Data records
--- START ---
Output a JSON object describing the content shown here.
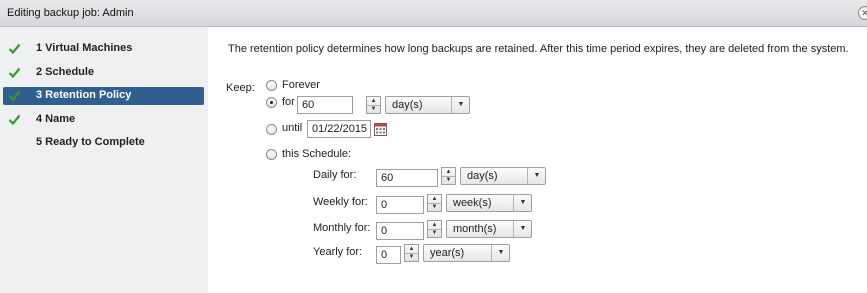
{
  "window": {
    "title": "Editing backup job: Admin",
    "close_icon": "close-icon"
  },
  "sidebar": {
    "steps": [
      {
        "number": "1",
        "label": "1 Virtual Machines",
        "completed": true,
        "active": false
      },
      {
        "number": "2",
        "label": "2 Schedule",
        "completed": true,
        "active": false
      },
      {
        "number": "3",
        "label": "3 Retention Policy",
        "completed": true,
        "active": true
      },
      {
        "number": "4",
        "label": "4 Name",
        "completed": true,
        "active": false
      },
      {
        "number": "5",
        "label": "5 Ready to Complete",
        "completed": false,
        "active": false
      }
    ]
  },
  "main": {
    "intro": "The retention policy determines how long backups are retained.  After this time period expires, they are deleted from the system.",
    "keep_label": "Keep:",
    "options": {
      "forever": {
        "label": "Forever",
        "selected": false
      },
      "for": {
        "label": "for",
        "selected": true,
        "value": "60",
        "unit": "day(s)"
      },
      "until": {
        "label": "until",
        "selected": false,
        "date": "01/22/2015"
      },
      "schedule": {
        "label": "this Schedule:",
        "selected": false
      }
    },
    "schedule_rows": {
      "daily": {
        "label": "Daily for:",
        "value": "60",
        "unit": "day(s)"
      },
      "weekly": {
        "label": "Weekly for:",
        "value": "0",
        "unit": "week(s)"
      },
      "monthly": {
        "label": "Monthly for:",
        "value": "0",
        "unit": "month(s)"
      },
      "yearly": {
        "label": "Yearly for:",
        "value": "0",
        "unit": "year(s)"
      }
    }
  },
  "colors": {
    "accent": "#2f5f8f",
    "check": "#3a9a2f",
    "sidebar_bg": "#eef0f2"
  }
}
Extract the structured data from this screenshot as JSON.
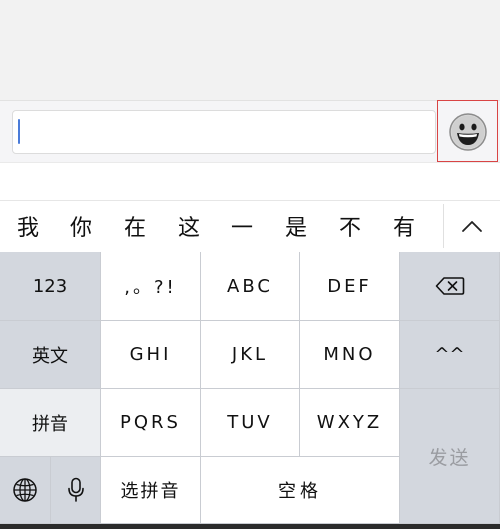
{
  "input": {
    "placeholder": "",
    "value": ""
  },
  "emoji_button": {
    "icon": "smiley-face-icon"
  },
  "candidates": [
    "我",
    "你",
    "在",
    "这",
    "一",
    "是",
    "不",
    "有"
  ],
  "expand_icon": "chevron-up-icon",
  "keyboard": {
    "row1": {
      "numbers": "123",
      "punct": ",。?!",
      "abc": "ABC",
      "def": "DEF",
      "delete_icon": "backspace-icon"
    },
    "row2": {
      "english": "英文",
      "ghi": "GHI",
      "jkl": "JKL",
      "mno": "MNO",
      "emoticon": "^^"
    },
    "row3": {
      "pinyin": "拼音",
      "pqrs": "PQRS",
      "tuv": "TUV",
      "wxyz": "WXYZ"
    },
    "row4": {
      "globe_icon": "globe-icon",
      "mic_icon": "microphone-icon",
      "select_pinyin": "选拼音",
      "space": "空格"
    },
    "send": "发送"
  },
  "colors": {
    "accent_caret": "#4a7bd9",
    "highlight_border": "#d94444",
    "key_white": "#ffffff",
    "key_gray": "#d3d7de"
  }
}
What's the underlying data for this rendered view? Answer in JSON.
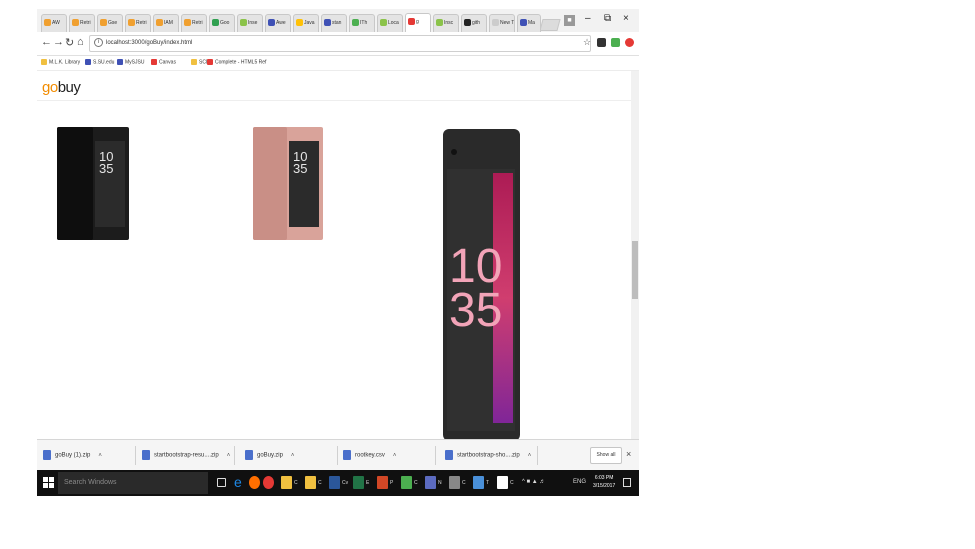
{
  "tabs": [
    {
      "label": "AW",
      "color": "#f0a030"
    },
    {
      "label": "Retri",
      "color": "#f0a030"
    },
    {
      "label": "Gse",
      "color": "#f0a030"
    },
    {
      "label": "Retri",
      "color": "#f0a030"
    },
    {
      "label": "IAM",
      "color": "#f0a030"
    },
    {
      "label": "Retri",
      "color": "#f0a030"
    },
    {
      "label": "Goo",
      "color": "#30a050"
    },
    {
      "label": "Inse",
      "color": "#8bc34a"
    },
    {
      "label": "Awe",
      "color": "#3f51b5"
    },
    {
      "label": "Java",
      "color": "#ffc107"
    },
    {
      "label": "stan",
      "color": "#3f51b5"
    },
    {
      "label": "ITh",
      "color": "#4caf50"
    },
    {
      "label": "Loca",
      "color": "#8bc34a"
    },
    {
      "label": "g",
      "color": "#e53935",
      "active": true
    },
    {
      "label": "Insc",
      "color": "#8bc34a"
    },
    {
      "label": "gith",
      "color": "#222222"
    },
    {
      "label": "New Tab",
      "color": "#cccccc"
    },
    {
      "label": "Ma",
      "color": "#3f51b5"
    }
  ],
  "toolbar": {
    "url": "localhost:3000/goBuy/index.html"
  },
  "bookmarks": [
    {
      "label": "M.L.K. Library",
      "color": "#f0c040"
    },
    {
      "label": "S.SU.edu",
      "color": "#3f51b5"
    },
    {
      "label": "MySJSU",
      "color": "#3f51b5"
    },
    {
      "label": "Canvas",
      "color": "#e53935"
    },
    {
      "label": "SCE",
      "color": "#f0c040"
    },
    {
      "label": "Complete - HTML5 Ref",
      "color": "#e53935"
    }
  ],
  "logo": {
    "go": "go",
    "buy": "buy"
  },
  "phones": [
    {
      "clock_h": "10",
      "clock_m": "35",
      "color": "#1c1c1c"
    },
    {
      "clock_h": "10",
      "clock_m": "35",
      "color": "#d9a39a"
    },
    {
      "clock_h": "10",
      "clock_m": "35",
      "color": "#2a2a2a"
    }
  ],
  "downloads": {
    "items": [
      {
        "name": "goBuy (1).zip"
      },
      {
        "name": "startbootstrap-resu....zip"
      },
      {
        "name": "goBuy.zip"
      },
      {
        "name": "rootkey.csv"
      },
      {
        "name": "startbootstrap-sho....zip"
      }
    ],
    "show_all": "Show all"
  },
  "taskbar": {
    "search_placeholder": "Search Windows",
    "apps": [
      {
        "label": "C",
        "color": "#f0c040"
      },
      {
        "label": "C",
        "color": "#f0c040"
      },
      {
        "label": "Cv",
        "color": "#2b579a"
      },
      {
        "label": "E",
        "color": "#217346"
      },
      {
        "label": "P",
        "color": "#d24726"
      },
      {
        "label": "C",
        "color": "#4caf50"
      },
      {
        "label": "N",
        "color": "#5c6bc0"
      },
      {
        "label": "C",
        "color": "#888888"
      },
      {
        "label": "T",
        "color": "#4a90d9"
      },
      {
        "label": "C",
        "color": "#ffffff"
      }
    ],
    "tray_lang": "ENG",
    "time": "6:03 PM",
    "date": "3/15/2017"
  }
}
--- END ---
- [Work to do] Pick out each line above that includes "unit" and show it.

- [Final result]
        "unit": "day(s)"
        "unit": "day(s)"
        "unit": "week(s)"
        "unit": "month(s)"
        "unit": "year(s)"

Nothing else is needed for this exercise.